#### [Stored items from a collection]

Start

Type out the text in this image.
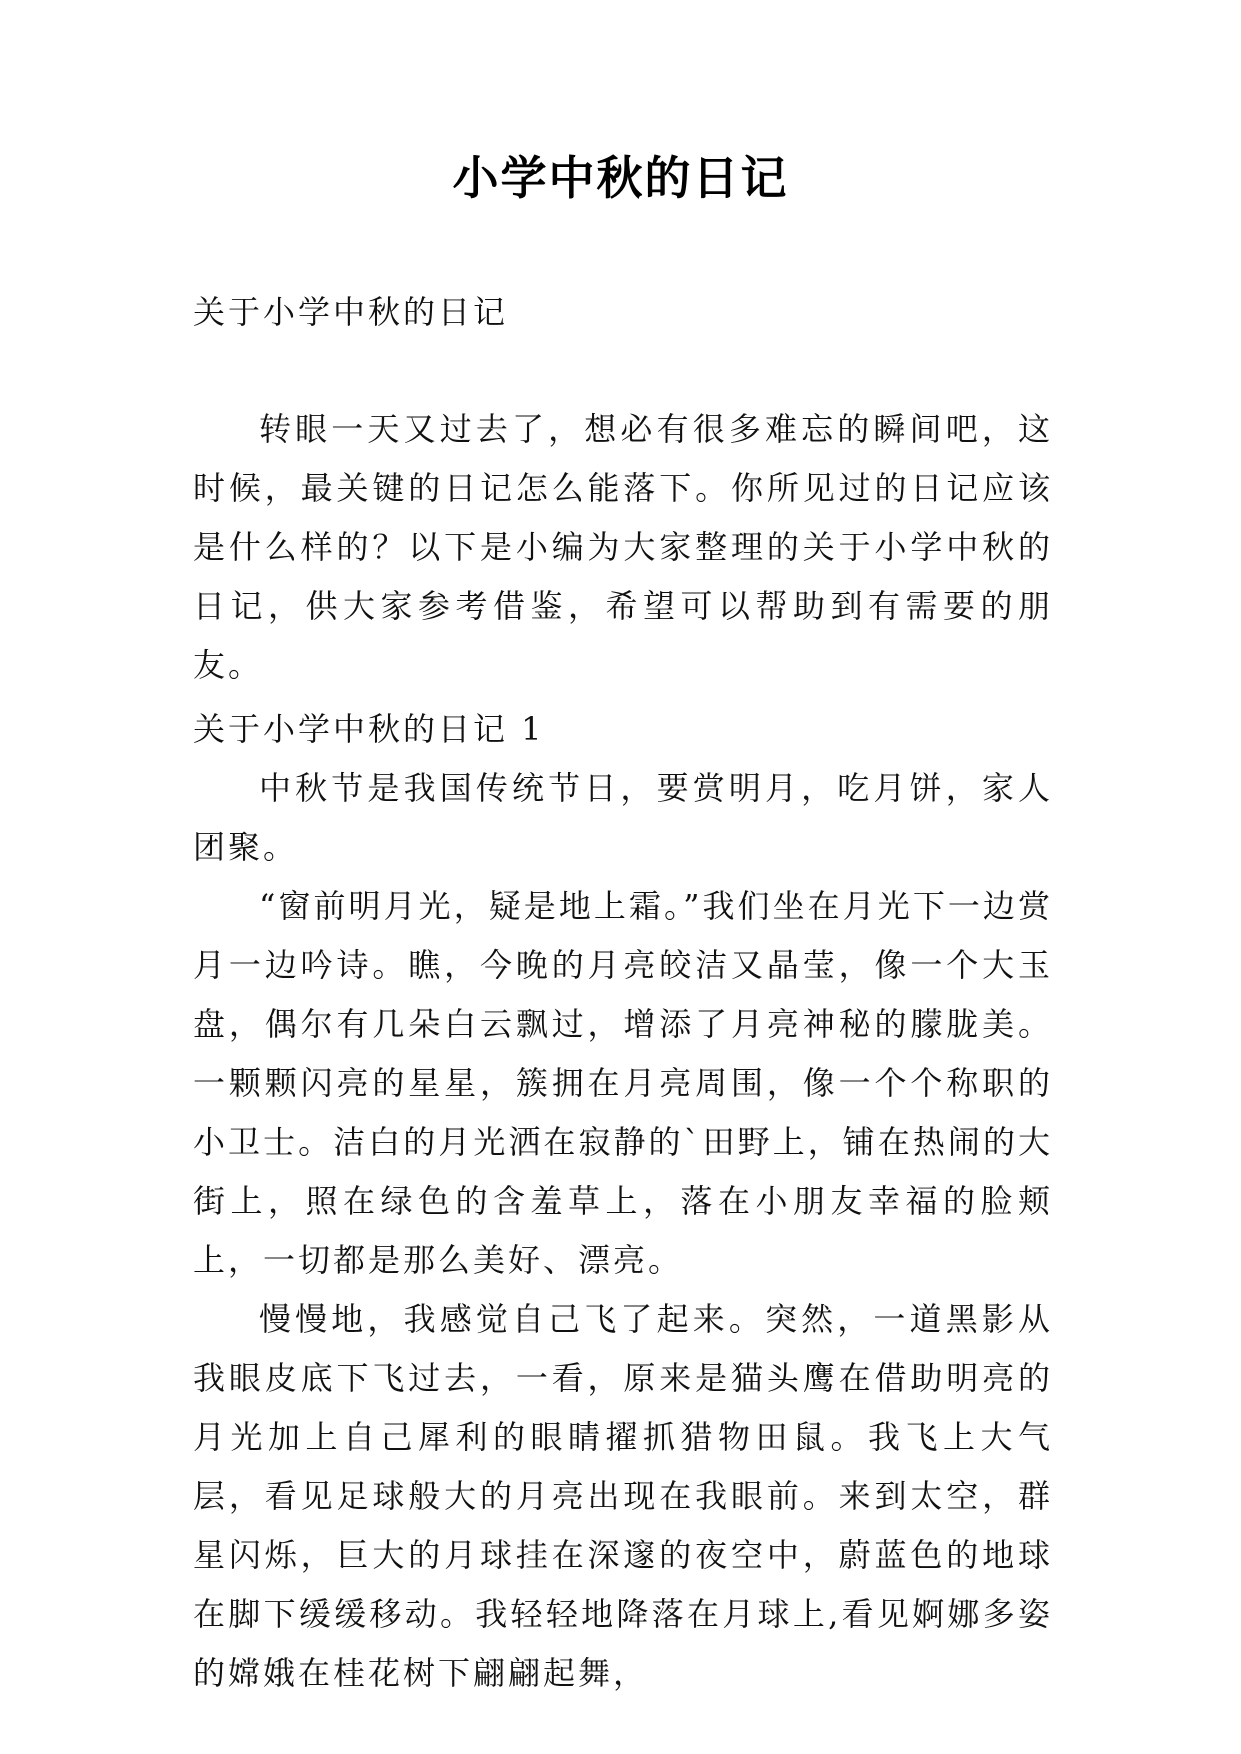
小学中秋的日记
关于小学中秋的日记

转眼一天又过去了，想必有很多难忘的瞬间吧，这时候，最关键的日记怎么能落下。你所见过的日记应该是什么样的？以下是小编为大家整理的关于小学中秋的日记，供大家参考借鉴，希望可以帮助到有需要的朋友。

关于小学中秋的日记 1

中秋节是我国传统节日，要赏明月，吃月饼，家人团聚。

“窗前明月光，疑是地上霜。”我们坐在月光下一边赏月一边吟诗。瞧，今晚的月亮皎洁又晶莹，像一个大玉盘，偶尔有几朵白云飘过，增添了月亮神秘的朦胧美。一颗颗闪亮的星星，簇拥在月亮周围，像一个个称职的小卫士。洁白的月光洒在寂静的`田野上，铺在热闹的大街上，照在绿色的含羞草上，落在小朋友幸福的脸颊上，一切都是那么美好、漂亮。

慢慢地，我感觉自己飞了起来。突然，一道黑影从我眼皮底下飞过去，一看，原来是猫头鹰在借助明亮的月光加上自己犀利的眼睛擢抓猎物田鼠。我飞上大气层，看见足球般大的月亮出现在我眼前。来到太空，群星闪烁，巨大的月球挂在深邃的夜空中，蔚蓝色的地球在脚下缓缓移动。我轻轻地降落在月球上,看见婀娜多姿的嫦娥在桂花树下翩翩起舞，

End

#### [Exercise instructions]
Quote the data exactly, leaving every image out of the copy.

#### [Exercise answer]
Type out the text in this image.
小学中秋的日记
关于小学中秋的日记

转眼一天又过去了，想必有很多难忘的瞬间吧，这时候，最关键的日记怎么能落下。你所见过的日记应该是什么样的？以下是小编为大家整理的关于小学中秋的日记，供大家参考借鉴，希望可以帮助到有需要的朋友。

关于小学中秋的日记 1

中秋节是我国传统节日，要赏明月，吃月饼，家人团聚。

“窗前明月光，疑是地上霜。”我们坐在月光下一边赏月一边吟诗。瞧，今晚的月亮皎洁又晶莹，像一个大玉盘，偶尔有几朵白云飘过，增添了月亮神秘的朦胧美。一颗颗闪亮的星星，簇拥在月亮周围，像一个个称职的小卫士。洁白的月光洒在寂静的`田野上，铺在热闹的大街上，照在绿色的含羞草上，落在小朋友幸福的脸颊上，一切都是那么美好、漂亮。

慢慢地，我感觉自己飞了起来。突然，一道黑影从我眼皮底下飞过去，一看，原来是猫头鹰在借助明亮的月光加上自己犀利的眼睛擢抓猎物田鼠。我飞上大气层，看见足球般大的月亮出现在我眼前。来到太空，群星闪烁，巨大的月球挂在深邃的夜空中，蔚蓝色的地球在脚下缓缓移动。我轻轻地降落在月球上,看见婀娜多姿的嫦娥在桂花树下翩翩起舞，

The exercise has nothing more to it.